Copy out every line containing the word "Feuer".

++++ Data excerpts ++++

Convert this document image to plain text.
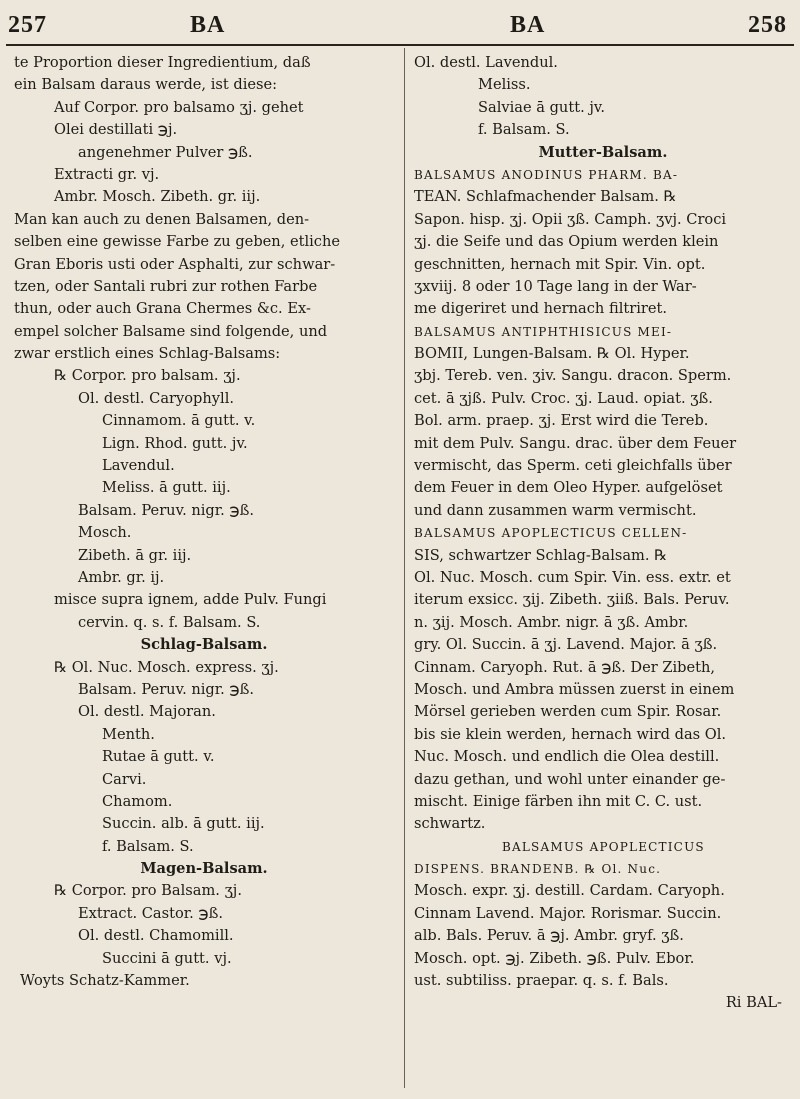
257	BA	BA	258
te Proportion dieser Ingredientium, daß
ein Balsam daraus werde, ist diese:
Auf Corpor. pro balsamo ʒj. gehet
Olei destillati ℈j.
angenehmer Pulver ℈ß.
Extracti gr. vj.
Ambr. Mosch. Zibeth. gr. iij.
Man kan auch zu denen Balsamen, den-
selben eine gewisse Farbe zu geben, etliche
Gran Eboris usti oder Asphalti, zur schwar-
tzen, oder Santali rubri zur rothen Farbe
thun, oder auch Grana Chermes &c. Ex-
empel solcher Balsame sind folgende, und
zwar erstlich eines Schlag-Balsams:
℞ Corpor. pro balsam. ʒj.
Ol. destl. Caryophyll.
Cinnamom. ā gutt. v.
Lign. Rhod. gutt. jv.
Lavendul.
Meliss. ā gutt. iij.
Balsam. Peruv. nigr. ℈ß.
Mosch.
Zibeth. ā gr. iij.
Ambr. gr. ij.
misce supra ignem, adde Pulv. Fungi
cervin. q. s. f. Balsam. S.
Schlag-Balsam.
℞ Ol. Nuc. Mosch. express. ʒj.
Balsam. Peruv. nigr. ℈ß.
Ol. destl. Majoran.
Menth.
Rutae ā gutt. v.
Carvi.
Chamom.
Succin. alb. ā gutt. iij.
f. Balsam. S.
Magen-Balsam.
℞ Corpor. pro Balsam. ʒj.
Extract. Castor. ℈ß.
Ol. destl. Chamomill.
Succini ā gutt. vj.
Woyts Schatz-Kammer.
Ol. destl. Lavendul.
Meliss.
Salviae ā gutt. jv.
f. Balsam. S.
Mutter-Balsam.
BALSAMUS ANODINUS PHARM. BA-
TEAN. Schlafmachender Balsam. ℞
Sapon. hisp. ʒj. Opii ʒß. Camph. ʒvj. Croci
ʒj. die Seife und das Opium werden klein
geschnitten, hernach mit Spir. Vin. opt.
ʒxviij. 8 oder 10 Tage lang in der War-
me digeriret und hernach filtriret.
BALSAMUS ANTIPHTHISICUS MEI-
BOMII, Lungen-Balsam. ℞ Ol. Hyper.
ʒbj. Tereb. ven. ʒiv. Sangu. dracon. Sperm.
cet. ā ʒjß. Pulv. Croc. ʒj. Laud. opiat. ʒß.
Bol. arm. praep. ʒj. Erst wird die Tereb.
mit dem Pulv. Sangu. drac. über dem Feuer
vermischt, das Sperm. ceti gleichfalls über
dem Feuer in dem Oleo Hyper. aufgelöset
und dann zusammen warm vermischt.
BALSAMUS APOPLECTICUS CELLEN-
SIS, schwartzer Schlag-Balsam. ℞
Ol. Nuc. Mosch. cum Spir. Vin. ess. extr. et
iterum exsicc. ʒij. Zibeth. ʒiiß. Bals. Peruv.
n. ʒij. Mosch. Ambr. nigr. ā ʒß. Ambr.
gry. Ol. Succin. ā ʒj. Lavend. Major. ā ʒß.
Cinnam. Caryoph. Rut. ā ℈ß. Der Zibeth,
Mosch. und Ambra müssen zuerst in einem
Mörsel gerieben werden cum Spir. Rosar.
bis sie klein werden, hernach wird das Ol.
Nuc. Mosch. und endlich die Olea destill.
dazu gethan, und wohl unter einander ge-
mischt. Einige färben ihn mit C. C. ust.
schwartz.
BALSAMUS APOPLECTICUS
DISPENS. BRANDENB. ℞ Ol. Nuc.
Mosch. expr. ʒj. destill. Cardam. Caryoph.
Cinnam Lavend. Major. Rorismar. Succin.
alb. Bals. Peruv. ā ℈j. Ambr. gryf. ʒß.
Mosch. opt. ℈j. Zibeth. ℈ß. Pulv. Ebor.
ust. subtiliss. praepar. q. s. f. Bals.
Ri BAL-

++++

- _Finished answer_
mit dem Pulv. Sangu. drac. über dem Feuer
dem Feuer in dem Oleo Hyper. aufgelöset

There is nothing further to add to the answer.